◆ Task brief
Copy all records verbatim.

◆ Dataset records
● ● ● ● ● ● ●

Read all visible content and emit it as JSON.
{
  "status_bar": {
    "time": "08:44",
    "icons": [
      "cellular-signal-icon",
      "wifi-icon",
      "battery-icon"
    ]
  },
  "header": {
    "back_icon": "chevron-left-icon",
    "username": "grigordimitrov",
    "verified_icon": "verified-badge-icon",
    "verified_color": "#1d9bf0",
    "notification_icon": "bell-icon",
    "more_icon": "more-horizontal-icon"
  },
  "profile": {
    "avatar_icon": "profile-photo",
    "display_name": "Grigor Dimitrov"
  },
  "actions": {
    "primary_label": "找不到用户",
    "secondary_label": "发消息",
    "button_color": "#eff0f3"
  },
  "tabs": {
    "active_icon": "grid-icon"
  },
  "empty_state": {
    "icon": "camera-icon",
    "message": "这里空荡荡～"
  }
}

● ● ● ● ● ● ●

◆ Output of the exercise
Read all visible content and emit it as JSON.
{
  "status_bar": {
    "time": "08:44",
    "icons": [
      "cellular-signal-icon",
      "wifi-icon",
      "battery-icon"
    ]
  },
  "header": {
    "back_icon": "chevron-left-icon",
    "username": "grigordimitrov",
    "verified_icon": "verified-badge-icon",
    "verified_color": "#1d9bf0",
    "notification_icon": "bell-icon",
    "more_icon": "more-horizontal-icon"
  },
  "profile": {
    "avatar_icon": "profile-photo",
    "display_name": "Grigor Dimitrov"
  },
  "actions": {
    "primary_label": "找不到用户",
    "secondary_label": "发消息",
    "button_color": "#eff0f3"
  },
  "tabs": {
    "active_icon": "grid-icon"
  },
  "empty_state": {
    "icon": "camera-icon",
    "message": "这里空荡荡～"
  }
}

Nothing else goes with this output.